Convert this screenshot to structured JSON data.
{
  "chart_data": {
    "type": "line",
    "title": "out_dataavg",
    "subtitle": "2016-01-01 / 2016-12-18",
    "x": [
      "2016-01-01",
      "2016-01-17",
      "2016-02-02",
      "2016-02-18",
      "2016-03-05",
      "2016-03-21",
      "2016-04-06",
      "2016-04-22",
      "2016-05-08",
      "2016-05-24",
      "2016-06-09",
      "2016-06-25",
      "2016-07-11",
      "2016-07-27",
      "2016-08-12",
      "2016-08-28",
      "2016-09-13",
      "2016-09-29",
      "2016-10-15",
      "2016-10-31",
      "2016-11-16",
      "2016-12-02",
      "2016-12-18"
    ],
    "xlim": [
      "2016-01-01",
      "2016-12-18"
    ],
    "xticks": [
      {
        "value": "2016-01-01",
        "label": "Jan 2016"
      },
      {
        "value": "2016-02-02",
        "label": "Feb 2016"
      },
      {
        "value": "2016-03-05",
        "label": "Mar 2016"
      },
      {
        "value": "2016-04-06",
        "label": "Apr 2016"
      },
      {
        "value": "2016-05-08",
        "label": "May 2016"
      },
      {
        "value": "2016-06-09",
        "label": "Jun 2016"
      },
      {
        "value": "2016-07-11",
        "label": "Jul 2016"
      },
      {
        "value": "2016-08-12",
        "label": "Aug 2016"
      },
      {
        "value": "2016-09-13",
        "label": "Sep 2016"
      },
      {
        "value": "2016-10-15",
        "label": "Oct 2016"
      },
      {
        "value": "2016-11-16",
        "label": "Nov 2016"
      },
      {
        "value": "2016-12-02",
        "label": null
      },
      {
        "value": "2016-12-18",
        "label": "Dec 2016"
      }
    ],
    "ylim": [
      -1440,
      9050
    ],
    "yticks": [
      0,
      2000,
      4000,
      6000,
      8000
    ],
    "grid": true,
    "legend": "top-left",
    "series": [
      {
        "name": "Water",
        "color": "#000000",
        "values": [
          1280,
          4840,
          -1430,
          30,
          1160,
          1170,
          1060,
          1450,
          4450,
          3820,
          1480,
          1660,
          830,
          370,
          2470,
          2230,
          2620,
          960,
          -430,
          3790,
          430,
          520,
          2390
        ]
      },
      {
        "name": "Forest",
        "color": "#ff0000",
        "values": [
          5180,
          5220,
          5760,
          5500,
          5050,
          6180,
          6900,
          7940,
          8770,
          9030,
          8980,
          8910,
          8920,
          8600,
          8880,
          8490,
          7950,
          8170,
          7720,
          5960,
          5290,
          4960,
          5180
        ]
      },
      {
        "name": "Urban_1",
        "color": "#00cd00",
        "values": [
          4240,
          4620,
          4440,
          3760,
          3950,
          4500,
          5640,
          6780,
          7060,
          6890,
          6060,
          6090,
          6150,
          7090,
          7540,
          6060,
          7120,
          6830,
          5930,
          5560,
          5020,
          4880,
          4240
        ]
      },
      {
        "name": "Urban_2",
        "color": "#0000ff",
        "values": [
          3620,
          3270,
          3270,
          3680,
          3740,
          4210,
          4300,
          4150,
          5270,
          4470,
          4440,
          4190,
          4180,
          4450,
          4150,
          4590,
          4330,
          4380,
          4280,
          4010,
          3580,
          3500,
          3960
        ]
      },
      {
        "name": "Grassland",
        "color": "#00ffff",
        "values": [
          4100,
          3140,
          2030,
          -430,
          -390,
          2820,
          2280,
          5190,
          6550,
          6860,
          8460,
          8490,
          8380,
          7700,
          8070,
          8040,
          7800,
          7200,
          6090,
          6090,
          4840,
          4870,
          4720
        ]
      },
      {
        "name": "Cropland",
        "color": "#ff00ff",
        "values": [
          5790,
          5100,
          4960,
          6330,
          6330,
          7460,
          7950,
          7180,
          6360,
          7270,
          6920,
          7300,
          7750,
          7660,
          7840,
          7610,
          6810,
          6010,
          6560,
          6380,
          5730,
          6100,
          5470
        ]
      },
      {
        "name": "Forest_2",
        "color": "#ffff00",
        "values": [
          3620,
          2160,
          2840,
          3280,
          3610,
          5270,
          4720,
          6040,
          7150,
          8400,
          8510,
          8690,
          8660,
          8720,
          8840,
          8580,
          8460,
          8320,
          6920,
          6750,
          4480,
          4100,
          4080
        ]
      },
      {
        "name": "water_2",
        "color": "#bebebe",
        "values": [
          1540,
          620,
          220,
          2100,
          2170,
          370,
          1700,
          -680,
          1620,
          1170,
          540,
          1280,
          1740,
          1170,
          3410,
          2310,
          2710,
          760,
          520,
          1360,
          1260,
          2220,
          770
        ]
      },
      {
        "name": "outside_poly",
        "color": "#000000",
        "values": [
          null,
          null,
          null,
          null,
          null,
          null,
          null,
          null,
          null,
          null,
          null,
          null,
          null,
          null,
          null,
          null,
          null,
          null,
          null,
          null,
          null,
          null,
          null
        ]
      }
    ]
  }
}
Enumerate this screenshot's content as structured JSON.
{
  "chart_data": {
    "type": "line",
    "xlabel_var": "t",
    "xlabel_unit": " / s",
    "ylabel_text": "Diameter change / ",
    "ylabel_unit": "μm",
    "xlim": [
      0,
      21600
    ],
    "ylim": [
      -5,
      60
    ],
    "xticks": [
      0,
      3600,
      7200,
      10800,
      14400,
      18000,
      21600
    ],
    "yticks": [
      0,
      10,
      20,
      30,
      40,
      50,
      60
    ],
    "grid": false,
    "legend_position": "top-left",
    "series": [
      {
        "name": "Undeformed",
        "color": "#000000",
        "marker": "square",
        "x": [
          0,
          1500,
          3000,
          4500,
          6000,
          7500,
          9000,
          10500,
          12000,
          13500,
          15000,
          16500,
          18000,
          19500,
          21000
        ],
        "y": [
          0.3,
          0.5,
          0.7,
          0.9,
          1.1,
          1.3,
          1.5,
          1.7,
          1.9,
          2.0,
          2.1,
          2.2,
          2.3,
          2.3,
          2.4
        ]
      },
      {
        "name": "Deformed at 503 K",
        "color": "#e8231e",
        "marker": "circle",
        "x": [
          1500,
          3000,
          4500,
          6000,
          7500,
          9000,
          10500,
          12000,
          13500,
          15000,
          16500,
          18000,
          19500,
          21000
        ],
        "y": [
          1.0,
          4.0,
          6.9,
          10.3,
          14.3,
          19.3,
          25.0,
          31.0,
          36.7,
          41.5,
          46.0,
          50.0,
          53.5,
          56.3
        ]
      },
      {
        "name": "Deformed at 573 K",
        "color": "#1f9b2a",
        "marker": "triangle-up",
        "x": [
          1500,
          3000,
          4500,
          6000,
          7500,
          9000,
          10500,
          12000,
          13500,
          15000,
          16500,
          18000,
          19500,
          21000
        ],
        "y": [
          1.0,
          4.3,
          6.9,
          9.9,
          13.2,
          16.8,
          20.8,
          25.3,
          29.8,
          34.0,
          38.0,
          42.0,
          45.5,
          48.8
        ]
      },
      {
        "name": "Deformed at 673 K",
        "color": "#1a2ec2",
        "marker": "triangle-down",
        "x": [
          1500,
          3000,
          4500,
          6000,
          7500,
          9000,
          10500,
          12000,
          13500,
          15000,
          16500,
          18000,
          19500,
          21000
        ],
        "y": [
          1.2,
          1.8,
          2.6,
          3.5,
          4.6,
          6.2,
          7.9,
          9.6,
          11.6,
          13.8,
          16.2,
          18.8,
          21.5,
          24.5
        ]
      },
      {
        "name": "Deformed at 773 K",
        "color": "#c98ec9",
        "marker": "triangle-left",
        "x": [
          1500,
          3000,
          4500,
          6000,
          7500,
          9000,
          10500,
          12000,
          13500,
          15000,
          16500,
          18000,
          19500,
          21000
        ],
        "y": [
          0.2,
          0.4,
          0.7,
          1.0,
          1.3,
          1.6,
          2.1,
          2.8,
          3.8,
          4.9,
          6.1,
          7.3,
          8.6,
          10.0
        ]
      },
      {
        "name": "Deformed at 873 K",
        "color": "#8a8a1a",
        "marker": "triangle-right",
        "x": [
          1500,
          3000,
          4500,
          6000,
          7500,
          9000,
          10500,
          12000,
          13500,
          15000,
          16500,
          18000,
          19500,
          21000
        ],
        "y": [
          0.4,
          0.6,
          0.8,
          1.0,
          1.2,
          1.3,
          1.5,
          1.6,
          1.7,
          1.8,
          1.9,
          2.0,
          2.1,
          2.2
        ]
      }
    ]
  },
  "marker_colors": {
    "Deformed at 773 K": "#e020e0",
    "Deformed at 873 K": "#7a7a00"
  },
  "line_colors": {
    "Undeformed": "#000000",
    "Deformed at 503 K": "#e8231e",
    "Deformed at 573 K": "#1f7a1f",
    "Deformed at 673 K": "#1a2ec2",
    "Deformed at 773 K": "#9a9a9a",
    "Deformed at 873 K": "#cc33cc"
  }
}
+++
● **Task to carry out**
Extract from the data every line where "JSON" shows up.

● **Correct response**
Convert this screenshot to structured JSON data.
Enumerate this screenshot's content as structured JSON.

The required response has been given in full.